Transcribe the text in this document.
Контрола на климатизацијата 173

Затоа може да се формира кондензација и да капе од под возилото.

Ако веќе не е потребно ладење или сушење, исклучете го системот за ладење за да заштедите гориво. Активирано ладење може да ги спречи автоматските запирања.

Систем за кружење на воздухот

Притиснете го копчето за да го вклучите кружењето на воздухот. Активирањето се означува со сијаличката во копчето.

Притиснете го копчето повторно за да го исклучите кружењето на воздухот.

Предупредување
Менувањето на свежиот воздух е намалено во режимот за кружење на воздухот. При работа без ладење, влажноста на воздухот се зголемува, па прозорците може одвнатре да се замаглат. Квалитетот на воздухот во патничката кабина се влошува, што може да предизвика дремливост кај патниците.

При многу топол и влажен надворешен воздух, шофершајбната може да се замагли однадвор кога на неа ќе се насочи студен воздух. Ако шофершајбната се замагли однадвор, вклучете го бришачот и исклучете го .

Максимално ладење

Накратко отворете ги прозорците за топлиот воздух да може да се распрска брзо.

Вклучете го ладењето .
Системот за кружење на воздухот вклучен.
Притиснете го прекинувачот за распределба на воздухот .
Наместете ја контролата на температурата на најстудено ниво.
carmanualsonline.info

## Work to do
Write out every entry again, keeping each line exactly the same.

## Complete answer
Transcribe the text in this document.
Контрола на климатизацијата 173

Затоа може да се формира кондензација и да капе од под возилото.

Ако веќе не е потребно ладење или сушење, исклучете го системот за ладење за да заштедите гориво. Активирано ладење може да ги спречи автоматските запирања.

Систем за кружење на воздухот

Притиснете го копчето за да го вклучите кружењето на воздухот. Активирањето се означува со сијаличката во копчето.

Притиснете го копчето повторно за да го исклучите кружењето на воздухот.

Предупредување
Менувањето на свежиот воздух е намалено во режимот за кружење на воздухот. При работа без ладење, влажноста на воздухот се зголемува, па прозорците може одвнатре да се замаглат. Квалитетот на воздухот во патничката кабина се влошува, што може да предизвика дремливост кај патниците.

При многу топол и влажен надворешен воздух, шофершајбната може да се замагли однадвор кога на неа ќе се насочи студен воздух. Ако шофершајбната се замагли однадвор, вклучете го бришачот и исклучете го .

Максимално ладење

Накратко отворете ги прозорците за топлиот воздух да може да се распрска брзо.

Вклучете го ладењето .
Системот за кружење на воздухот вклучен.
Притиснете го прекинувачот за распределба на воздухот .
Наместете ја контролата на температурата на најстудено ниво.
carmanualsonline.info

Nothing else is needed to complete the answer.